[start The input]

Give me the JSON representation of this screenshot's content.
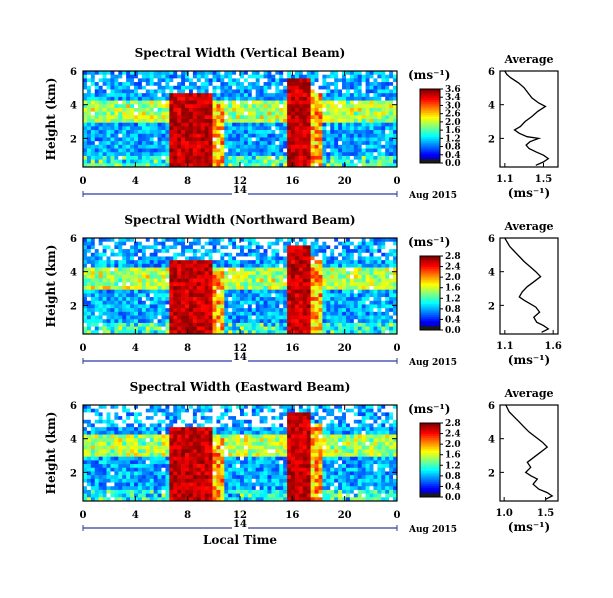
{
  "chart_data": [
    {
      "type": "heatmap",
      "title": "Spectral Width (Vertical Beam)",
      "ylabel": "Height (km)",
      "xticks": [
        "0",
        "4",
        "8",
        "12",
        "16",
        "20",
        "0"
      ],
      "yticks": [
        "2",
        "4",
        "6"
      ],
      "xlim": [
        0,
        24
      ],
      "ylim": [
        0.3,
        6
      ],
      "day_label": "14",
      "date_label": "Aug 2015",
      "colorbar": {
        "unit": "(ms⁻¹)",
        "ticks": [
          "3.6",
          "3.4",
          "3.0",
          "2.6",
          "2.0",
          "1.6",
          "1.2",
          "0.8",
          "0.4",
          "0.0"
        ]
      },
      "profile": {
        "title": "Average",
        "xlabel": "(ms⁻¹)",
        "xticks": [
          "1.1",
          "1.5"
        ],
        "xlim": [
          1.05,
          1.65
        ],
        "yticks": [
          "2",
          "4",
          "6"
        ],
        "ylim": [
          0.3,
          6
        ],
        "points": [
          [
            1.42,
            0.4
          ],
          [
            1.5,
            0.6
          ],
          [
            1.55,
            0.8
          ],
          [
            1.5,
            1.0
          ],
          [
            1.42,
            1.2
          ],
          [
            1.35,
            1.4
          ],
          [
            1.32,
            1.6
          ],
          [
            1.36,
            1.8
          ],
          [
            1.45,
            2.0
          ],
          [
            1.33,
            2.1
          ],
          [
            1.25,
            2.3
          ],
          [
            1.2,
            2.5
          ],
          [
            1.26,
            2.7
          ],
          [
            1.31,
            3.0
          ],
          [
            1.38,
            3.3
          ],
          [
            1.44,
            3.6
          ],
          [
            1.52,
            3.9
          ],
          [
            1.45,
            4.1
          ],
          [
            1.38,
            4.4
          ],
          [
            1.34,
            4.7
          ],
          [
            1.3,
            5.0
          ],
          [
            1.24,
            5.3
          ],
          [
            1.16,
            5.6
          ],
          [
            1.12,
            5.8
          ],
          [
            1.1,
            6.0
          ]
        ]
      }
    },
    {
      "type": "heatmap",
      "title": "Spectral Width (Northward Beam)",
      "ylabel": "Height (km)",
      "xticks": [
        "0",
        "4",
        "8",
        "12",
        "16",
        "20",
        "0"
      ],
      "yticks": [
        "2",
        "4",
        "6"
      ],
      "xlim": [
        0,
        24
      ],
      "ylim": [
        0.3,
        6
      ],
      "day_label": "14",
      "date_label": "Aug 2015",
      "colorbar": {
        "unit": "(ms⁻¹)",
        "ticks": [
          "2.8",
          "2.4",
          "2.0",
          "1.6",
          "1.2",
          "0.8",
          "0.4",
          "0.0"
        ]
      },
      "profile": {
        "title": "Average",
        "xlabel": "(ms⁻¹)",
        "xticks": [
          "1.1",
          "1.6"
        ],
        "xlim": [
          1.05,
          1.65
        ],
        "yticks": [
          "2",
          "4",
          "6"
        ],
        "ylim": [
          0.3,
          6
        ],
        "points": [
          [
            1.48,
            0.4
          ],
          [
            1.55,
            0.6
          ],
          [
            1.5,
            0.8
          ],
          [
            1.43,
            1.0
          ],
          [
            1.4,
            1.3
          ],
          [
            1.46,
            1.6
          ],
          [
            1.42,
            1.9
          ],
          [
            1.36,
            2.1
          ],
          [
            1.3,
            2.3
          ],
          [
            1.25,
            2.5
          ],
          [
            1.28,
            2.8
          ],
          [
            1.33,
            3.1
          ],
          [
            1.4,
            3.4
          ],
          [
            1.47,
            3.7
          ],
          [
            1.42,
            4.0
          ],
          [
            1.36,
            4.3
          ],
          [
            1.3,
            4.6
          ],
          [
            1.25,
            4.9
          ],
          [
            1.2,
            5.2
          ],
          [
            1.15,
            5.5
          ],
          [
            1.12,
            5.8
          ],
          [
            1.1,
            6.0
          ]
        ]
      }
    },
    {
      "type": "heatmap",
      "title": "Spectral Width (Eastward Beam)",
      "ylabel": "Height (km)",
      "xticks": [
        "0",
        "4",
        "8",
        "12",
        "16",
        "20",
        "0"
      ],
      "yticks": [
        "2",
        "4",
        "6"
      ],
      "xlim": [
        0,
        24
      ],
      "ylim": [
        0.3,
        6
      ],
      "day_label": "14",
      "date_label": "Aug 2015",
      "xlabel": "Local Time",
      "colorbar": {
        "unit": "(ms⁻¹)",
        "ticks": [
          "2.8",
          "2.4",
          "2.0",
          "1.6",
          "1.2",
          "0.8",
          "0.4",
          "0.0"
        ]
      },
      "profile": {
        "title": "Average",
        "xlabel": "(ms⁻¹)",
        "xticks": [
          "1.0",
          "1.5"
        ],
        "xlim": [
          0.95,
          1.65
        ],
        "yticks": [
          "2",
          "4",
          "6"
        ],
        "ylim": [
          0.3,
          6
        ],
        "points": [
          [
            1.5,
            0.4
          ],
          [
            1.58,
            0.6
          ],
          [
            1.52,
            0.8
          ],
          [
            1.42,
            1.0
          ],
          [
            1.35,
            1.3
          ],
          [
            1.4,
            1.6
          ],
          [
            1.32,
            1.8
          ],
          [
            1.26,
            2.0
          ],
          [
            1.32,
            2.3
          ],
          [
            1.28,
            2.6
          ],
          [
            1.36,
            2.9
          ],
          [
            1.44,
            3.2
          ],
          [
            1.52,
            3.5
          ],
          [
            1.46,
            3.8
          ],
          [
            1.38,
            4.1
          ],
          [
            1.3,
            4.4
          ],
          [
            1.24,
            4.7
          ],
          [
            1.18,
            5.0
          ],
          [
            1.12,
            5.3
          ],
          [
            1.06,
            5.6
          ],
          [
            1.04,
            5.8
          ],
          [
            1.02,
            6.0
          ]
        ]
      }
    }
  ]
}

[end The input]

Print every record above exactly as written, leaving out the pictures.

• [Solved problem]:
Give me the JSON representation of this screenshot's content.
{
  "chart_data": [
    {
      "type": "heatmap",
      "title": "Spectral Width (Vertical Beam)",
      "ylabel": "Height (km)",
      "xticks": [
        "0",
        "4",
        "8",
        "12",
        "16",
        "20",
        "0"
      ],
      "yticks": [
        "2",
        "4",
        "6"
      ],
      "xlim": [
        0,
        24
      ],
      "ylim": [
        0.3,
        6
      ],
      "day_label": "14",
      "date_label": "Aug 2015",
      "colorbar": {
        "unit": "(ms⁻¹)",
        "ticks": [
          "3.6",
          "3.4",
          "3.0",
          "2.6",
          "2.0",
          "1.6",
          "1.2",
          "0.8",
          "0.4",
          "0.0"
        ]
      },
      "profile": {
        "title": "Average",
        "xlabel": "(ms⁻¹)",
        "xticks": [
          "1.1",
          "1.5"
        ],
        "xlim": [
          1.05,
          1.65
        ],
        "yticks": [
          "2",
          "4",
          "6"
        ],
        "ylim": [
          0.3,
          6
        ],
        "points": [
          [
            1.42,
            0.4
          ],
          [
            1.5,
            0.6
          ],
          [
            1.55,
            0.8
          ],
          [
            1.5,
            1.0
          ],
          [
            1.42,
            1.2
          ],
          [
            1.35,
            1.4
          ],
          [
            1.32,
            1.6
          ],
          [
            1.36,
            1.8
          ],
          [
            1.45,
            2.0
          ],
          [
            1.33,
            2.1
          ],
          [
            1.25,
            2.3
          ],
          [
            1.2,
            2.5
          ],
          [
            1.26,
            2.7
          ],
          [
            1.31,
            3.0
          ],
          [
            1.38,
            3.3
          ],
          [
            1.44,
            3.6
          ],
          [
            1.52,
            3.9
          ],
          [
            1.45,
            4.1
          ],
          [
            1.38,
            4.4
          ],
          [
            1.34,
            4.7
          ],
          [
            1.3,
            5.0
          ],
          [
            1.24,
            5.3
          ],
          [
            1.16,
            5.6
          ],
          [
            1.12,
            5.8
          ],
          [
            1.1,
            6.0
          ]
        ]
      }
    },
    {
      "type": "heatmap",
      "title": "Spectral Width (Northward Beam)",
      "ylabel": "Height (km)",
      "xticks": [
        "0",
        "4",
        "8",
        "12",
        "16",
        "20",
        "0"
      ],
      "yticks": [
        "2",
        "4",
        "6"
      ],
      "xlim": [
        0,
        24
      ],
      "ylim": [
        0.3,
        6
      ],
      "day_label": "14",
      "date_label": "Aug 2015",
      "colorbar": {
        "unit": "(ms⁻¹)",
        "ticks": [
          "2.8",
          "2.4",
          "2.0",
          "1.6",
          "1.2",
          "0.8",
          "0.4",
          "0.0"
        ]
      },
      "profile": {
        "title": "Average",
        "xlabel": "(ms⁻¹)",
        "xticks": [
          "1.1",
          "1.6"
        ],
        "xlim": [
          1.05,
          1.65
        ],
        "yticks": [
          "2",
          "4",
          "6"
        ],
        "ylim": [
          0.3,
          6
        ],
        "points": [
          [
            1.48,
            0.4
          ],
          [
            1.55,
            0.6
          ],
          [
            1.5,
            0.8
          ],
          [
            1.43,
            1.0
          ],
          [
            1.4,
            1.3
          ],
          [
            1.46,
            1.6
          ],
          [
            1.42,
            1.9
          ],
          [
            1.36,
            2.1
          ],
          [
            1.3,
            2.3
          ],
          [
            1.25,
            2.5
          ],
          [
            1.28,
            2.8
          ],
          [
            1.33,
            3.1
          ],
          [
            1.4,
            3.4
          ],
          [
            1.47,
            3.7
          ],
          [
            1.42,
            4.0
          ],
          [
            1.36,
            4.3
          ],
          [
            1.3,
            4.6
          ],
          [
            1.25,
            4.9
          ],
          [
            1.2,
            5.2
          ],
          [
            1.15,
            5.5
          ],
          [
            1.12,
            5.8
          ],
          [
            1.1,
            6.0
          ]
        ]
      }
    },
    {
      "type": "heatmap",
      "title": "Spectral Width (Eastward Beam)",
      "ylabel": "Height (km)",
      "xticks": [
        "0",
        "4",
        "8",
        "12",
        "16",
        "20",
        "0"
      ],
      "yticks": [
        "2",
        "4",
        "6"
      ],
      "xlim": [
        0,
        24
      ],
      "ylim": [
        0.3,
        6
      ],
      "day_label": "14",
      "date_label": "Aug 2015",
      "xlabel": "Local Time",
      "colorbar": {
        "unit": "(ms⁻¹)",
        "ticks": [
          "2.8",
          "2.4",
          "2.0",
          "1.6",
          "1.2",
          "0.8",
          "0.4",
          "0.0"
        ]
      },
      "profile": {
        "title": "Average",
        "xlabel": "(ms⁻¹)",
        "xticks": [
          "1.0",
          "1.5"
        ],
        "xlim": [
          0.95,
          1.65
        ],
        "yticks": [
          "2",
          "4",
          "6"
        ],
        "ylim": [
          0.3,
          6
        ],
        "points": [
          [
            1.5,
            0.4
          ],
          [
            1.58,
            0.6
          ],
          [
            1.52,
            0.8
          ],
          [
            1.42,
            1.0
          ],
          [
            1.35,
            1.3
          ],
          [
            1.4,
            1.6
          ],
          [
            1.32,
            1.8
          ],
          [
            1.26,
            2.0
          ],
          [
            1.32,
            2.3
          ],
          [
            1.28,
            2.6
          ],
          [
            1.36,
            2.9
          ],
          [
            1.44,
            3.2
          ],
          [
            1.52,
            3.5
          ],
          [
            1.46,
            3.8
          ],
          [
            1.38,
            4.1
          ],
          [
            1.3,
            4.4
          ],
          [
            1.24,
            4.7
          ],
          [
            1.18,
            5.0
          ],
          [
            1.12,
            5.3
          ],
          [
            1.06,
            5.6
          ],
          [
            1.04,
            5.8
          ],
          [
            1.02,
            6.0
          ]
        ]
      }
    }
  ]
}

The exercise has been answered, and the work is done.